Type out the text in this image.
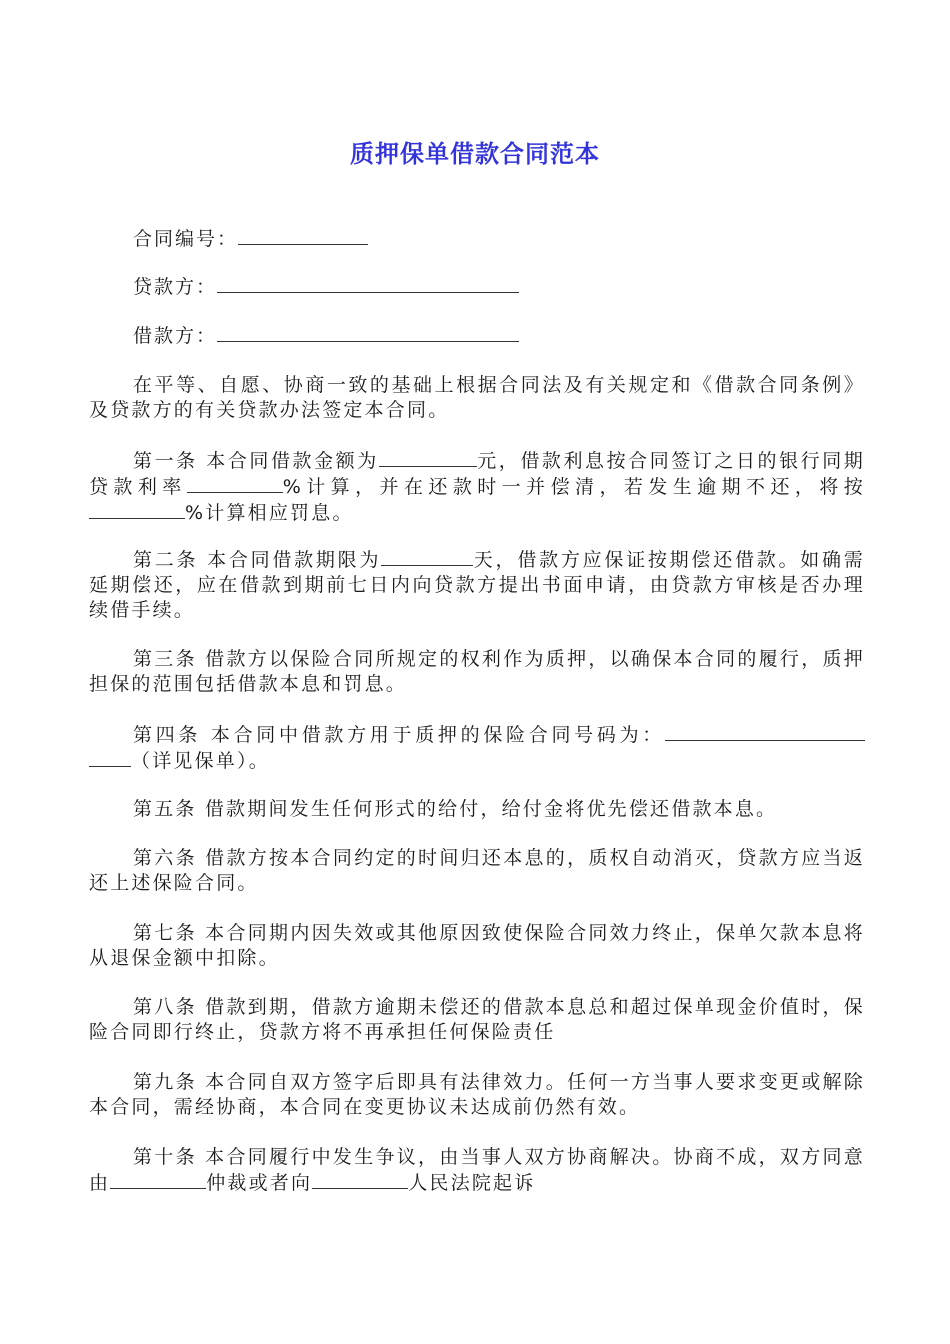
质押保单借款合同范本
合同编号：
贷款方：
借款方：
在平等、自愿、协商一致的基础上根据合同法及有关规定和《借款合同条例》及贷款方的有关贷款办法签定本合同。
第一条 本合同借款金额为	元，借款利息按合同签订之日的银行同期贷款利率	%计算，并在还款时一并偿清，若发生逾期不还，将按%计算相应罚息。
第二条 本合同借款期限为	天，借款方应保证按期偿还借款。如确需延期偿还，应在借款到期前七日内向贷款方提出书面申请，由贷款方审核是否办理续借手续。
第三条 借款方以保险合同所规定的权利作为质押，以确保本合同的履行，质押担保的范围包括借款本息和罚息。
第四条 本合同中借款方用于质押的保险合同号码为：（详见保单）。
第五条 借款期间发生任何形式的给付，给付金将优先偿还借款本息。
第六条 借款方按本合同约定的时间归还本息的，质权自动消灭，贷款方应当返还上述保险合同。
第七条 本合同期内因失效或其他原因致使保险合同效力终止，保单欠款本息将从退保金额中扣除。
第八条 借款到期，借款方逾期未偿还的借款本息总和超过保单现金价值时，保险合同即行终止，贷款方将不再承担任何保险责任
第九条 本合同自双方签字后即具有法律效力。任何一方当事人要求变更或解除本合同，需经协商，本合同在变更协议未达成前仍然有效。
第十条 本合同履行中发生争议，由当事人双方协商解决。协商不成，双方同意由	仲裁或者向	人民法院起诉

Given exercise |
Pictures in the data above should not be copied; transcribe everything else exactly.

Answer to this problem |
Type out the text in this image.
质押保单借款合同范本
合同编号：
贷款方：
借款方：
在平等、自愿、协商一致的基础上根据合同法及有关规定和《借款合同条例》及贷款方的有关贷款办法签定本合同。
第一条 本合同借款金额为	元，借款利息按合同签订之日的银行同期贷款利率	%计算，并在还款时一并偿清，若发生逾期不还，将按%计算相应罚息。
第二条 本合同借款期限为	天，借款方应保证按期偿还借款。如确需延期偿还，应在借款到期前七日内向贷款方提出书面申请，由贷款方审核是否办理续借手续。
第三条 借款方以保险合同所规定的权利作为质押，以确保本合同的履行，质押担保的范围包括借款本息和罚息。
第四条 本合同中借款方用于质押的保险合同号码为：（详见保单）。
第五条 借款期间发生任何形式的给付，给付金将优先偿还借款本息。
第六条 借款方按本合同约定的时间归还本息的，质权自动消灭，贷款方应当返还上述保险合同。
第七条 本合同期内因失效或其他原因致使保险合同效力终止，保单欠款本息将从退保金额中扣除。
第八条 借款到期，借款方逾期未偿还的借款本息总和超过保单现金价值时，保险合同即行终止，贷款方将不再承担任何保险责任
第九条 本合同自双方签字后即具有法律效力。任何一方当事人要求变更或解除本合同，需经协商，本合同在变更协议未达成前仍然有效。
第十条 本合同履行中发生争议，由当事人双方协商解决。协商不成，双方同意由	仲裁或者向	人民法院起诉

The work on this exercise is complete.